== Data shown ==

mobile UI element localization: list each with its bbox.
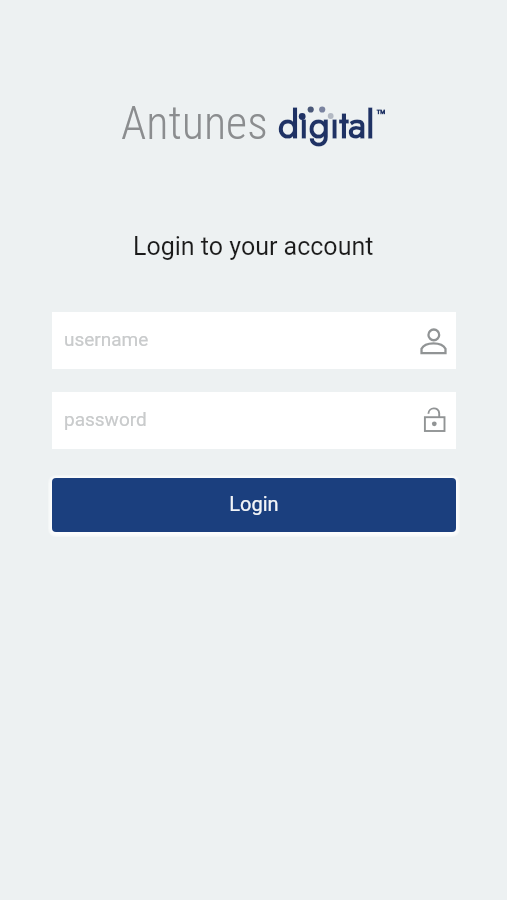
staticText: Antunes xyxy=(121,96,268,150)
staticText: Login to your account xyxy=(133,232,374,261)
button[interactable]: password xyxy=(52,392,456,449)
button[interactable]: username xyxy=(52,312,456,369)
staticText: Login xyxy=(229,492,279,515)
button[interactable]: Login xyxy=(52,478,456,532)
staticText: digital xyxy=(278,98,375,151)
staticText: username xyxy=(64,328,421,350)
staticText: password xyxy=(64,408,421,430)
other: Username xyxy=(421,328,446,353)
other: Password xyxy=(424,406,445,431)
staticText: ™ xyxy=(376,106,387,125)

===

■ **Written instruction**: Could you express the lines from the one containing "staticText: Antunes xyxy=(121,96,268,150)" through the last line, both included, as a JSON list of strings with one string per line and no blank lines?

■ **Task solution**:
[
  "staticText: Antunes xyxy=(121,96,268,150)",
  "staticText: Login to your account xyxy=(133,232,374,261)",
  "button[interactable]: password xyxy=(52,392,456,449)",
  "button[interactable]: username xyxy=(52,312,456,369)",
  "staticText: Login xyxy=(229,492,279,515)",
  "button[interactable]: Login xyxy=(52,478,456,532)",
  "staticText: digital xyxy=(278,98,375,151)",
  "staticText: username xyxy=(64,328,421,350)",
  "staticText: password xyxy=(64,408,421,430)",
  "other: Username xyxy=(421,328,446,353)",
  "other: Password xyxy=(424,406,445,431)",
  "staticText: ™ xyxy=(376,106,387,125)"
]